- SET TASK -
Transcribe the full listing exactly, and drop every picture.

§ §

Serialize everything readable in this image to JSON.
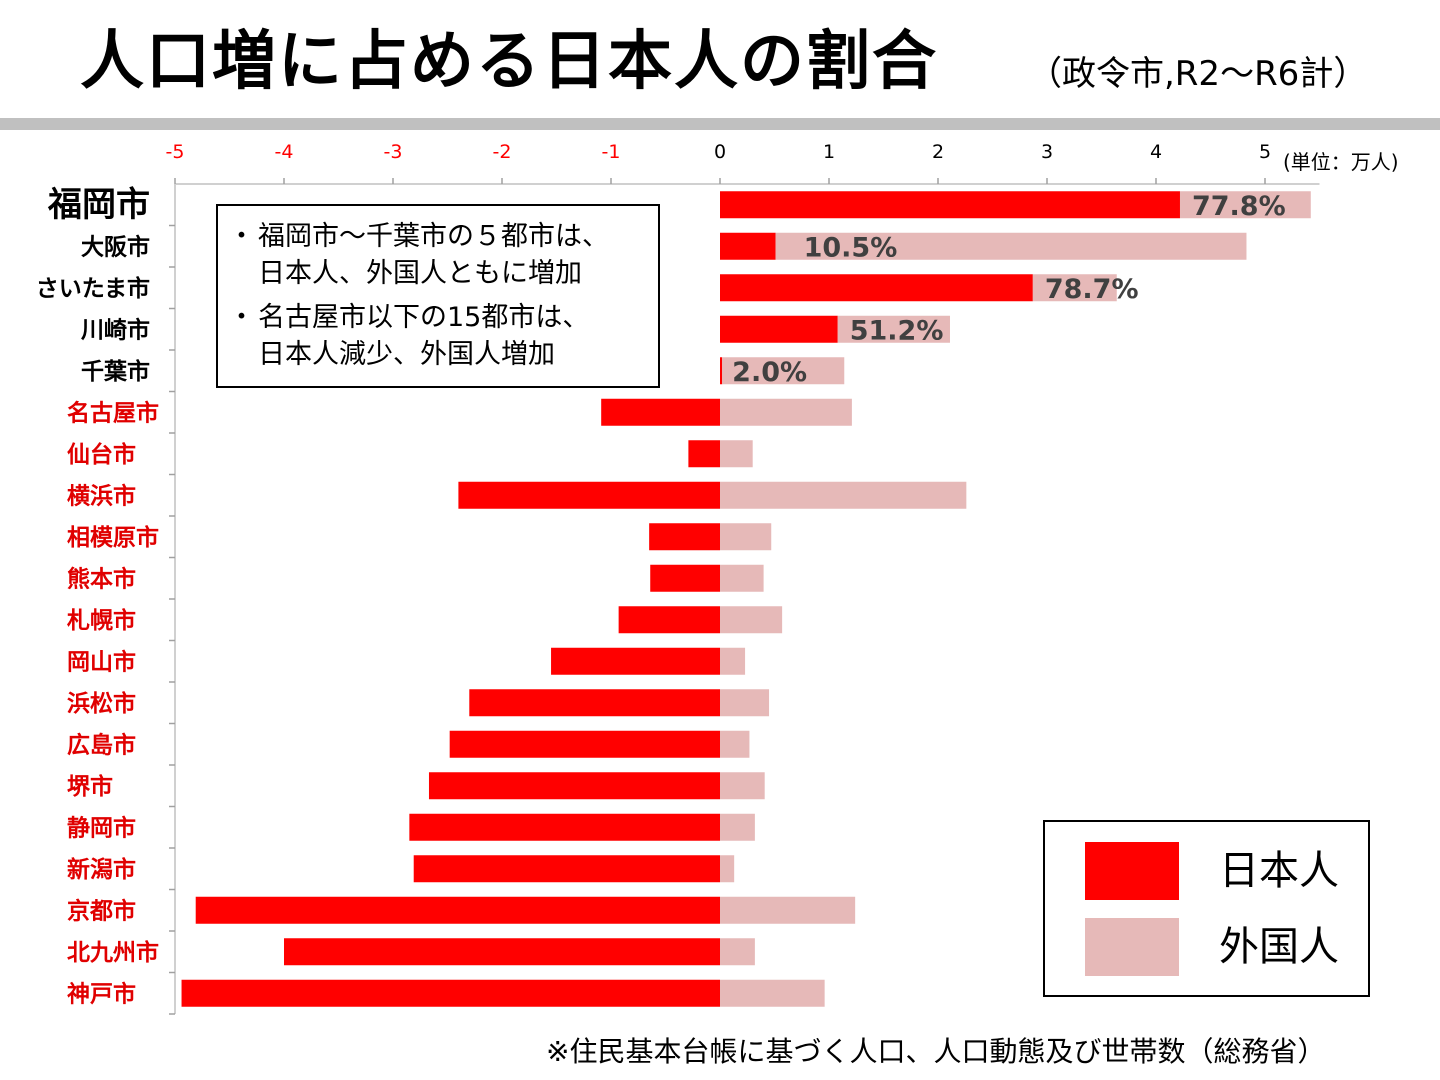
{
  "header": {
    "title": "人口増に占める日本人の割合",
    "subtitle": "（政令市,R2～R6計）"
  },
  "note": {
    "bullet": "・",
    "items": [
      "福岡市～千葉市の５都市は、\n日本人、外国人ともに増加",
      "名古屋市以下の15都市は、\n日本人減少、外国人増加"
    ]
  },
  "legend": {
    "japanese": "日本人",
    "foreign": "外国人"
  },
  "footnote": "※住民基本台帳に基づく人口、人口動態及び世帯数（総務省）",
  "colors": {
    "japanese": "#ff0000",
    "foreign": "#e6b9b8",
    "decrease_label": "#e00000",
    "axis": "#d0d0d0"
  },
  "chart_data": {
    "type": "bar",
    "orientation": "horizontal",
    "stacked": true,
    "unit_label": "(単位：万人)",
    "xlim": [
      -5,
      5
    ],
    "xticks": [
      {
        "value": -5,
        "label": "-5"
      },
      {
        "value": -4,
        "label": "-4"
      },
      {
        "value": -3,
        "label": "-3"
      },
      {
        "value": -2,
        "label": "-2"
      },
      {
        "value": -1,
        "label": "-1"
      },
      {
        "value": 0,
        "label": "0"
      },
      {
        "value": 1,
        "label": "1"
      },
      {
        "value": 2,
        "label": "2"
      },
      {
        "value": 3,
        "label": "3"
      },
      {
        "value": 4,
        "label": "4"
      },
      {
        "value": 5,
        "label": "5"
      }
    ],
    "categories": [
      "福岡市",
      "大阪市",
      "さいたま市",
      "川崎市",
      "千葉市",
      "名古屋市",
      "仙台市",
      "横浜市",
      "相模原市",
      "熊本市",
      "札幌市",
      "岡山市",
      "浜松市",
      "広島市",
      "堺市",
      "静岡市",
      "新潟市",
      "京都市",
      "北九州市",
      "神戸市"
    ],
    "decrease_categories": [
      "名古屋市",
      "仙台市",
      "横浜市",
      "相模原市",
      "熊本市",
      "札幌市",
      "岡山市",
      "浜松市",
      "広島市",
      "堺市",
      "静岡市",
      "新潟市",
      "京都市",
      "北九州市",
      "神戸市"
    ],
    "emphasized_category": "福岡市",
    "series": [
      {
        "name": "日本人",
        "values": [
          4.22,
          0.51,
          2.87,
          1.08,
          0.02,
          -1.09,
          -0.29,
          -2.4,
          -0.65,
          -0.64,
          -0.93,
          -1.55,
          -2.3,
          -2.48,
          -2.67,
          -2.85,
          -2.81,
          -4.81,
          -4.0,
          -4.94
        ]
      },
      {
        "name": "外国人",
        "values": [
          1.2,
          4.32,
          0.77,
          1.03,
          1.12,
          1.21,
          0.3,
          2.26,
          0.47,
          0.4,
          0.57,
          0.23,
          0.45,
          0.27,
          0.41,
          0.32,
          0.13,
          1.24,
          0.32,
          0.96
        ]
      }
    ],
    "share_labels": [
      "77.8%",
      "10.5%",
      "78.7%",
      "51.2%",
      "2.0%",
      "",
      "",
      "",
      "",
      "",
      "",
      "",
      "",
      "",
      "",
      "",
      "",
      "",
      "",
      ""
    ]
  }
}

§ §

- SOLUTION BELOW -
Serialize everything readable in this image to JSON.
{
  "header": {
    "title": "人口増に占める日本人の割合",
    "subtitle": "（政令市,R2～R6計）"
  },
  "note": {
    "bullet": "・",
    "items": [
      "福岡市～千葉市の５都市は、\n日本人、外国人ともに増加",
      "名古屋市以下の15都市は、\n日本人減少、外国人増加"
    ]
  },
  "legend": {
    "japanese": "日本人",
    "foreign": "外国人"
  },
  "footnote": "※住民基本台帳に基づく人口、人口動態及び世帯数（総務省）",
  "colors": {
    "japanese": "#ff0000",
    "foreign": "#e6b9b8",
    "decrease_label": "#e00000",
    "axis": "#d0d0d0"
  },
  "chart_data": {
    "type": "bar",
    "orientation": "horizontal",
    "stacked": true,
    "unit_label": "(単位：万人)",
    "xlim": [
      -5,
      5
    ],
    "xticks": [
      {
        "value": -5,
        "label": "-5"
      },
      {
        "value": -4,
        "label": "-4"
      },
      {
        "value": -3,
        "label": "-3"
      },
      {
        "value": -2,
        "label": "-2"
      },
      {
        "value": -1,
        "label": "-1"
      },
      {
        "value": 0,
        "label": "0"
      },
      {
        "value": 1,
        "label": "1"
      },
      {
        "value": 2,
        "label": "2"
      },
      {
        "value": 3,
        "label": "3"
      },
      {
        "value": 4,
        "label": "4"
      },
      {
        "value": 5,
        "label": "5"
      }
    ],
    "categories": [
      "福岡市",
      "大阪市",
      "さいたま市",
      "川崎市",
      "千葉市",
      "名古屋市",
      "仙台市",
      "横浜市",
      "相模原市",
      "熊本市",
      "札幌市",
      "岡山市",
      "浜松市",
      "広島市",
      "堺市",
      "静岡市",
      "新潟市",
      "京都市",
      "北九州市",
      "神戸市"
    ],
    "decrease_categories": [
      "名古屋市",
      "仙台市",
      "横浜市",
      "相模原市",
      "熊本市",
      "札幌市",
      "岡山市",
      "浜松市",
      "広島市",
      "堺市",
      "静岡市",
      "新潟市",
      "京都市",
      "北九州市",
      "神戸市"
    ],
    "emphasized_category": "福岡市",
    "series": [
      {
        "name": "日本人",
        "values": [
          4.22,
          0.51,
          2.87,
          1.08,
          0.02,
          -1.09,
          -0.29,
          -2.4,
          -0.65,
          -0.64,
          -0.93,
          -1.55,
          -2.3,
          -2.48,
          -2.67,
          -2.85,
          -2.81,
          -4.81,
          -4.0,
          -4.94
        ]
      },
      {
        "name": "外国人",
        "values": [
          1.2,
          4.32,
          0.77,
          1.03,
          1.12,
          1.21,
          0.3,
          2.26,
          0.47,
          0.4,
          0.57,
          0.23,
          0.45,
          0.27,
          0.41,
          0.32,
          0.13,
          1.24,
          0.32,
          0.96
        ]
      }
    ],
    "share_labels": [
      "77.8%",
      "10.5%",
      "78.7%",
      "51.2%",
      "2.0%",
      "",
      "",
      "",
      "",
      "",
      "",
      "",
      "",
      "",
      "",
      "",
      "",
      "",
      "",
      ""
    ]
  }
}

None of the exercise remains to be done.